STATED EXERCISE:
Pull out every line from the listing that has the word "фигурку".

----

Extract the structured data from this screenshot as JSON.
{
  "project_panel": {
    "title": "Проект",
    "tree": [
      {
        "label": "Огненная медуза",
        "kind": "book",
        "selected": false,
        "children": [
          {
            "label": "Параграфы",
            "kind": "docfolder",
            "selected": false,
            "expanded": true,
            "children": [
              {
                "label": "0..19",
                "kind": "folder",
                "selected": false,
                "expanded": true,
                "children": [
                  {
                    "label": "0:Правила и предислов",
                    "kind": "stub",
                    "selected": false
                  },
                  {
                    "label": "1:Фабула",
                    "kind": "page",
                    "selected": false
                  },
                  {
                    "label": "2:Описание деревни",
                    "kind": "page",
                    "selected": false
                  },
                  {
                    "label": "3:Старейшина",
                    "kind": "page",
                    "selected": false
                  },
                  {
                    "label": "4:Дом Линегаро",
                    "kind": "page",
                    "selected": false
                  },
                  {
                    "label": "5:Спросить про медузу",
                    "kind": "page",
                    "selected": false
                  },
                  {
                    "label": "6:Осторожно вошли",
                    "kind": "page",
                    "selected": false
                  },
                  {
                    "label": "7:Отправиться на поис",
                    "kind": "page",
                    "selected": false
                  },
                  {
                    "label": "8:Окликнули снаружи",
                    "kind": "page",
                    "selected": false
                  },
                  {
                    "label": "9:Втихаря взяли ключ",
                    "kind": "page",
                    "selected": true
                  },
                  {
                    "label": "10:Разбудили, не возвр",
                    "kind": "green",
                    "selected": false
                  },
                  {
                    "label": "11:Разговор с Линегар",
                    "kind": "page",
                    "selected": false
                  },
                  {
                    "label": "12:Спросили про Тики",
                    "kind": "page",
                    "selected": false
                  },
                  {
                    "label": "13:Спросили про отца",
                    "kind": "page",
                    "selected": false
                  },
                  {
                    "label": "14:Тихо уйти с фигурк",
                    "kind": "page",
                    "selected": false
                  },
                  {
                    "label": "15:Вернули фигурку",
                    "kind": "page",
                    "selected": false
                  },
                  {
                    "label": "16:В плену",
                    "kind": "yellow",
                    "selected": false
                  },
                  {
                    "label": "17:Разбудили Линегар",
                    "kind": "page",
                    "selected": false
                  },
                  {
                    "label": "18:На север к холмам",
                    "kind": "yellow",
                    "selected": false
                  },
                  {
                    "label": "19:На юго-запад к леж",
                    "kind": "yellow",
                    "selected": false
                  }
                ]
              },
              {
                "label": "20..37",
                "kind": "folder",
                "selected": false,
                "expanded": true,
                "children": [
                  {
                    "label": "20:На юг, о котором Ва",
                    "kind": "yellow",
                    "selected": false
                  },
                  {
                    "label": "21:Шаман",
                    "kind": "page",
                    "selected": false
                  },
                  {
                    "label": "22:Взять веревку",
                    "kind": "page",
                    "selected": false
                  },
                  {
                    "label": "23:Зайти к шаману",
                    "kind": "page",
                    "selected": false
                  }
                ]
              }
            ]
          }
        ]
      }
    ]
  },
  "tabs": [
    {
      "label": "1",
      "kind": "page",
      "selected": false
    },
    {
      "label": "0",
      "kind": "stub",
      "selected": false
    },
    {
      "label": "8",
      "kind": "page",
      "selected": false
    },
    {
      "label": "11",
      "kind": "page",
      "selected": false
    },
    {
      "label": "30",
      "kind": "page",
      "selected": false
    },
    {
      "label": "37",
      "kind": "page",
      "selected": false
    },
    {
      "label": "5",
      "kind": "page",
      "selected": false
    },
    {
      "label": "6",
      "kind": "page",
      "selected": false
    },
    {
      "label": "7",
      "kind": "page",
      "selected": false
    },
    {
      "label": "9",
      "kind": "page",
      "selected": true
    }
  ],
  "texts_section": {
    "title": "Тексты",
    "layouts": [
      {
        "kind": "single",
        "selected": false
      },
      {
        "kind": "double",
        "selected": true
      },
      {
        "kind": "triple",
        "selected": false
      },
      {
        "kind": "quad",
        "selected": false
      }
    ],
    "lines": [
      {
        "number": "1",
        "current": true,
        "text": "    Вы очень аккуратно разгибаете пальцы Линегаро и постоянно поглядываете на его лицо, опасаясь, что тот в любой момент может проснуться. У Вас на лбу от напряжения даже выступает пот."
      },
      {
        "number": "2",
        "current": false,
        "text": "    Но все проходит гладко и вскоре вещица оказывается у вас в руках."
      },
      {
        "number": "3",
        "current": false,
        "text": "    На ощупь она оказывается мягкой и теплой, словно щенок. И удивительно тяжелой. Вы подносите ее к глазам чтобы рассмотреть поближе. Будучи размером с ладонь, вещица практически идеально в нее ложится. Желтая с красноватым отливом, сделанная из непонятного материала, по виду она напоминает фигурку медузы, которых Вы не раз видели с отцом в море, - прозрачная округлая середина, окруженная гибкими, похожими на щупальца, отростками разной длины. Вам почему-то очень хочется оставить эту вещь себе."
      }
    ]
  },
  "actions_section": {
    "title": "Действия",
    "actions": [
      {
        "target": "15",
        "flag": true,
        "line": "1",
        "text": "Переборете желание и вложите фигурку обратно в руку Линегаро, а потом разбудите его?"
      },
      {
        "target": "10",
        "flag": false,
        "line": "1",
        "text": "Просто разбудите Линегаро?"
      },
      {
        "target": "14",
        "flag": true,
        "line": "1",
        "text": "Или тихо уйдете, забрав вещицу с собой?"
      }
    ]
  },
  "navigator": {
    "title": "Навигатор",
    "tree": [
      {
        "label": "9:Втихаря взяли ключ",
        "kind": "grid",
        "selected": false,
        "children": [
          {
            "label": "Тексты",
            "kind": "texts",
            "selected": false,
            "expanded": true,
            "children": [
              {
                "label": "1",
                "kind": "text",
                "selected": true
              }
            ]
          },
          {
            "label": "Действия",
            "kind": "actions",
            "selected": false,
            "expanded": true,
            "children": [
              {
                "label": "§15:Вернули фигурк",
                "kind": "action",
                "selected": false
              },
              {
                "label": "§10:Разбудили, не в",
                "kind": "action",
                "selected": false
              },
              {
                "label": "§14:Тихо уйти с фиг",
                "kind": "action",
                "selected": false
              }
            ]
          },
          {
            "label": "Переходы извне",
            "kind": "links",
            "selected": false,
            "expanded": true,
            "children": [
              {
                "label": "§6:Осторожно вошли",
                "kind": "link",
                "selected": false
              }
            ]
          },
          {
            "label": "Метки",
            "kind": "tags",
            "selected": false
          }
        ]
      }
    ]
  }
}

----

SOLUTION TO THIS EXERCISE:
                    "label": "15:Вернули фигурку",
        "text": "    На ощупь она оказывается мягкой и теплой, словно щенок. И удивительно тяжелой. Вы подносите ее к глазам чтобы рассмотреть поближе. Будучи размером с ладонь, вещица практически идеально в нее ложится. Желтая с красноватым отливом, сделанная из непонятного материала, по виду она напоминает фигурку медузы, которых Вы не раз видели с отцом в море, - прозрачная округлая середина, окруженная гибкими, похожими на щупальца, отростками разной длины. Вам почему-то очень хочется оставить эту вещь себе."
        "text": "Переборете желание и вложите фигурку обратно в руку Линегаро, а потом разбудите его?"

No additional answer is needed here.